Problem statement: Locate the lines that hold the string "Settings". Copy every such line.

Information given:
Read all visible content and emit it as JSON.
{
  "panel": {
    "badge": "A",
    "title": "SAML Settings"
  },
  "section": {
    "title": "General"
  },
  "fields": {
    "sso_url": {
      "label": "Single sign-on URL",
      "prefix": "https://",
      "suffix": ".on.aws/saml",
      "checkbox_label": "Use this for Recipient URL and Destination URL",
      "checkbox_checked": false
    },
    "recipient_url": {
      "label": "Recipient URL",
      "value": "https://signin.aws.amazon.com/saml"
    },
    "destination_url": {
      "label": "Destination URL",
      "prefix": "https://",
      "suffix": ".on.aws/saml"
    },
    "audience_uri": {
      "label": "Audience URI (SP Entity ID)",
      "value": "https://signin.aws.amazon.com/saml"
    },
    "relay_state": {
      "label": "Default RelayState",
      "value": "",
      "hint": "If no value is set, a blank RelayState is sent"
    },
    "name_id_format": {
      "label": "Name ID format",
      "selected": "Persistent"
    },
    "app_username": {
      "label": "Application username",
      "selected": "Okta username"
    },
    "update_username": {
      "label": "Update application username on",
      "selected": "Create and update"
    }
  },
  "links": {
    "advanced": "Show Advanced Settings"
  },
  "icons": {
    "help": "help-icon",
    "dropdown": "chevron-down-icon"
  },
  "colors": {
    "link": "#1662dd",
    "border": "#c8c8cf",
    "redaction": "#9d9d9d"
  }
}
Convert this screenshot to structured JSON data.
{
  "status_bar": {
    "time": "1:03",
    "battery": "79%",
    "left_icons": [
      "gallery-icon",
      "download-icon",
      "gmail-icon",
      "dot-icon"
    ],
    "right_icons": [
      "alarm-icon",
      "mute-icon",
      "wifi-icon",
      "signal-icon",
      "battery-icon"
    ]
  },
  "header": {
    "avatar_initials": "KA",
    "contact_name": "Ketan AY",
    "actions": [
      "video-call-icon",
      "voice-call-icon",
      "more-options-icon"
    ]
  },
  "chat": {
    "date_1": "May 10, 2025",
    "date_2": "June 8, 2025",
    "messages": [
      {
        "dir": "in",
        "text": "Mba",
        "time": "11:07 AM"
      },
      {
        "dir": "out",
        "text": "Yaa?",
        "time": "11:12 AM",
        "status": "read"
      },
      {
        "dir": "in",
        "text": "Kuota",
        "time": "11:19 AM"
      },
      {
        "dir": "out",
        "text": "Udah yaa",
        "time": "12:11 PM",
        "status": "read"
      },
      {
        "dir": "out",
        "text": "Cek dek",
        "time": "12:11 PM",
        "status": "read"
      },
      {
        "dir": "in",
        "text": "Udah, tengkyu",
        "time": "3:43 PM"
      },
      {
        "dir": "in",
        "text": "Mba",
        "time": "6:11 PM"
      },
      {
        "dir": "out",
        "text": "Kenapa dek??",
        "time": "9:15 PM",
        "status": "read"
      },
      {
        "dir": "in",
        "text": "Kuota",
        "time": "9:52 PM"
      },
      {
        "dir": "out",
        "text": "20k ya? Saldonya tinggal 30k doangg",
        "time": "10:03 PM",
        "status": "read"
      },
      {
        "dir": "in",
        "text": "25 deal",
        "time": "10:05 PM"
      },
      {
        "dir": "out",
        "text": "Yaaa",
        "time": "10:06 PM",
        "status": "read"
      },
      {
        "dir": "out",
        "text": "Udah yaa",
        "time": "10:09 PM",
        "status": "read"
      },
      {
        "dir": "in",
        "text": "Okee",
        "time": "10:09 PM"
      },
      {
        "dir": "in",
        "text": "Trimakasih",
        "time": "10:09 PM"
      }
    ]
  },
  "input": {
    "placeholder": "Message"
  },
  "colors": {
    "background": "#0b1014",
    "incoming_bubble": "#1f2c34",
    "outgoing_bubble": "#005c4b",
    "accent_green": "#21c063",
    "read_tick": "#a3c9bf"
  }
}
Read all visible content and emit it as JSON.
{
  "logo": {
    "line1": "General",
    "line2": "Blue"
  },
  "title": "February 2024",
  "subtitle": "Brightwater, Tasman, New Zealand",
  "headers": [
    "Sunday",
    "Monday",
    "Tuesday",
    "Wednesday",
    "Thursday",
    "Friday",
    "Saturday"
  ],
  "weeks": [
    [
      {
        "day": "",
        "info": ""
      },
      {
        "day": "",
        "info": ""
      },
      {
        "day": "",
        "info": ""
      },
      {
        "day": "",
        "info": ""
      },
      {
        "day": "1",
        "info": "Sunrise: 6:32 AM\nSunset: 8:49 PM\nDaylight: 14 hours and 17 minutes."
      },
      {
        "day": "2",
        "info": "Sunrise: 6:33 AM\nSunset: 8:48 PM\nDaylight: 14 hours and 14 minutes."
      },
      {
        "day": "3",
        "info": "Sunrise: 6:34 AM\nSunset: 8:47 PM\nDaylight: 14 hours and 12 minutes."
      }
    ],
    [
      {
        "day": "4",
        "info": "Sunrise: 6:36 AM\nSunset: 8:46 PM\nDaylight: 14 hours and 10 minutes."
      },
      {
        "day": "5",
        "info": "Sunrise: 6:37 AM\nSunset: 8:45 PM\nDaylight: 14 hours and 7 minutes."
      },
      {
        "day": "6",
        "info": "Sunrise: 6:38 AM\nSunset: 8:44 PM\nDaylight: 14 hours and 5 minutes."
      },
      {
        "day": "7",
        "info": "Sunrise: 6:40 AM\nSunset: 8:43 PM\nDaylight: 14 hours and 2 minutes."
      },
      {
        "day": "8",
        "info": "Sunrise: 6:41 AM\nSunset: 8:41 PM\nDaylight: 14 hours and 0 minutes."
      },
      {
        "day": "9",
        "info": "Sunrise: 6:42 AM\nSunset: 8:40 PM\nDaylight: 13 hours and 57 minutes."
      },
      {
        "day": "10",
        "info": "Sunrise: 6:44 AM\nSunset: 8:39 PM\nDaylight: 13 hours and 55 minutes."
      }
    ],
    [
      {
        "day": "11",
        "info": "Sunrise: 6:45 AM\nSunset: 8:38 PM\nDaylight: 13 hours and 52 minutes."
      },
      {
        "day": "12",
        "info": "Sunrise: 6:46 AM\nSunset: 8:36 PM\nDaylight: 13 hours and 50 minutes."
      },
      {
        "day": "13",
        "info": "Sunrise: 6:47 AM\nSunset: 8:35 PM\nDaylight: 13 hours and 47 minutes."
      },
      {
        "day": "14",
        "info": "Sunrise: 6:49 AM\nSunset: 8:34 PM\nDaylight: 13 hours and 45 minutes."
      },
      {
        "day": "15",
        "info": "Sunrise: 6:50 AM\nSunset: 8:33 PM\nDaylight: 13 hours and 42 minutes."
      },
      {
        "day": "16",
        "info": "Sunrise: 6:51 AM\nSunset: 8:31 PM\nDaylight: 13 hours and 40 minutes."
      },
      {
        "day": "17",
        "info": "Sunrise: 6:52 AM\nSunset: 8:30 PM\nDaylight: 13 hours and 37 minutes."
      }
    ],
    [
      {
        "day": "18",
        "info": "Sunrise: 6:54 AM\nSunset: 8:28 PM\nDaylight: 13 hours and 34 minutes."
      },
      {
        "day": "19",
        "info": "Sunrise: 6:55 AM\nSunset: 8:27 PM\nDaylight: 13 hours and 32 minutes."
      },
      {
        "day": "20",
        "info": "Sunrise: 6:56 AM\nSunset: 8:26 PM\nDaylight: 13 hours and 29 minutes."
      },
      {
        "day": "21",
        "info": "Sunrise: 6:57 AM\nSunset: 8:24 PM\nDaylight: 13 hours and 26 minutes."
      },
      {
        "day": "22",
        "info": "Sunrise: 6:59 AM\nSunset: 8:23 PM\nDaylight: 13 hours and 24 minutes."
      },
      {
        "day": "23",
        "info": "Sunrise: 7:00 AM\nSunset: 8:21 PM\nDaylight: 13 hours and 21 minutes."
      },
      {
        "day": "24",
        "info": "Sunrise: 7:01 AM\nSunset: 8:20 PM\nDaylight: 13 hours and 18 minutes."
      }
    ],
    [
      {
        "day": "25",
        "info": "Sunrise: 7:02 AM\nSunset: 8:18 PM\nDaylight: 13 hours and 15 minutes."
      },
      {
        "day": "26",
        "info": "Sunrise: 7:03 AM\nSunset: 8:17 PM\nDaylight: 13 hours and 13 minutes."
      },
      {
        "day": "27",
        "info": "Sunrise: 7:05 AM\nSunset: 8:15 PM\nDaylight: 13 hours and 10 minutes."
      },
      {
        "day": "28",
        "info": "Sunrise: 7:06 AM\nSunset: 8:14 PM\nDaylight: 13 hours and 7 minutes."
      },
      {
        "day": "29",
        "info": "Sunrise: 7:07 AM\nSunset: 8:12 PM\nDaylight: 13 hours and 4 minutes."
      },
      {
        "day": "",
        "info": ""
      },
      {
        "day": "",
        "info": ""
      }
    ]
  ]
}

Full output:
    "title": "SAML Settings"
    "advanced": "Show Advanced Settings"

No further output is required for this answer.